• _Requirements_:
Copy the rows from the line containing "Annotate this image: element" through the line containing "label: solution design: Solution", inclusive, changing "icon" to "symbol" and leaving everything else as it is.

• _Data for this task_:
++++++
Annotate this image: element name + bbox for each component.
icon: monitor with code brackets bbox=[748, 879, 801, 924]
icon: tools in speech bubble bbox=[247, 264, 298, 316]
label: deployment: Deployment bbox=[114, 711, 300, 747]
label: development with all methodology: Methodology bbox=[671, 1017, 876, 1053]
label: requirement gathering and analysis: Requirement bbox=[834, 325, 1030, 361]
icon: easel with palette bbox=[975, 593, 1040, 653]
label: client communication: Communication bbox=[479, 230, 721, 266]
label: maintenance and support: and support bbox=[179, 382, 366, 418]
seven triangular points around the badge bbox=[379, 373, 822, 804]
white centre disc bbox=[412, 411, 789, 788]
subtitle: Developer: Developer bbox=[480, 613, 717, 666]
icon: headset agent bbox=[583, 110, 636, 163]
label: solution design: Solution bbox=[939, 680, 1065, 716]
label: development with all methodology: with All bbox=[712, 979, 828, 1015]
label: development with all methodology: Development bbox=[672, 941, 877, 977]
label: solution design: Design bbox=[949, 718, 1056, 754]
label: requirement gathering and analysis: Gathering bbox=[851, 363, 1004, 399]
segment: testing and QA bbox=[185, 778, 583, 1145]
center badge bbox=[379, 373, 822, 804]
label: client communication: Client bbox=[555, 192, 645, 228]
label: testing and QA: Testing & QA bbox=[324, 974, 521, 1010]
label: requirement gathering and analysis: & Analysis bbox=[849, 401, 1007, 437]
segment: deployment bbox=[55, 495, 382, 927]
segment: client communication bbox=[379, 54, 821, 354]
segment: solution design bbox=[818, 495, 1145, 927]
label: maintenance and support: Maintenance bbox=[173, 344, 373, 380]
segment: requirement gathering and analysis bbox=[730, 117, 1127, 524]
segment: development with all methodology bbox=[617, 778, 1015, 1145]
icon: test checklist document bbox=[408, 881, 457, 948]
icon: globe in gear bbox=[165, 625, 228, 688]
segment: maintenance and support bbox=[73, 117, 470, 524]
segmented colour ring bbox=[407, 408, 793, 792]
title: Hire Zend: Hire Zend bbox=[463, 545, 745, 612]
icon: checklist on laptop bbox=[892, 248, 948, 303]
++++++
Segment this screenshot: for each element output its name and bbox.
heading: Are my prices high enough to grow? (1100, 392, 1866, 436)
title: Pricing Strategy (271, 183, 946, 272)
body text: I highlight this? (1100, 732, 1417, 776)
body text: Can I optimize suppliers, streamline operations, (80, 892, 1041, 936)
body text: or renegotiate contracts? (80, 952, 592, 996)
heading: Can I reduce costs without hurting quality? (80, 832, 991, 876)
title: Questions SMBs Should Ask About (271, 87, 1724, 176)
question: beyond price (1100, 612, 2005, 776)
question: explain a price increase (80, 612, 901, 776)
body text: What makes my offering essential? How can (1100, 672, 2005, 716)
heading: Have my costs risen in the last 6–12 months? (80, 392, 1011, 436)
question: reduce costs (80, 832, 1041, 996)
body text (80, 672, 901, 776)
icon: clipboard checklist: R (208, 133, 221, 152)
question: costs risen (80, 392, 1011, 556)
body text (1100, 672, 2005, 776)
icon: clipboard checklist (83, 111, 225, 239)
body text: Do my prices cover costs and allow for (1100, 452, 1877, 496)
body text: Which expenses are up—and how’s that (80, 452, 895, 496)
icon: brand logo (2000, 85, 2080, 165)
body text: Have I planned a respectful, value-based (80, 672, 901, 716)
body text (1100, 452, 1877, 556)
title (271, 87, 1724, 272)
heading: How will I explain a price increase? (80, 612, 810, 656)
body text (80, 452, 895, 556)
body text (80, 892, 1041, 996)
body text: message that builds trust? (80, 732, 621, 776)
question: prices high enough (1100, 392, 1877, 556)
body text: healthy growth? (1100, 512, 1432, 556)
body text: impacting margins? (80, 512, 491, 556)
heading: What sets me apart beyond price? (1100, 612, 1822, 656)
++++++
• _Answer to this task_:
Annotate this image: element name + bbox for each component.
symbol: monitor with code brackets bbox=[748, 879, 801, 924]
symbol: tools in speech bubble bbox=[247, 264, 298, 316]
label: deployment: Deployment bbox=[114, 711, 300, 747]
label: development with all methodology: Methodology bbox=[671, 1017, 876, 1053]
label: requirement gathering and analysis: Requirement bbox=[834, 325, 1030, 361]
symbol: easel with palette bbox=[975, 593, 1040, 653]
label: client communication: Communication bbox=[479, 230, 721, 266]
label: maintenance and support: and support bbox=[179, 382, 366, 418]
seven triangular points around the badge bbox=[379, 373, 822, 804]
white centre disc bbox=[412, 411, 789, 788]
subtitle: Developer: Developer bbox=[480, 613, 717, 666]
symbol: headset agent bbox=[583, 110, 636, 163]
label: solution design: Solution bbox=[939, 680, 1065, 716]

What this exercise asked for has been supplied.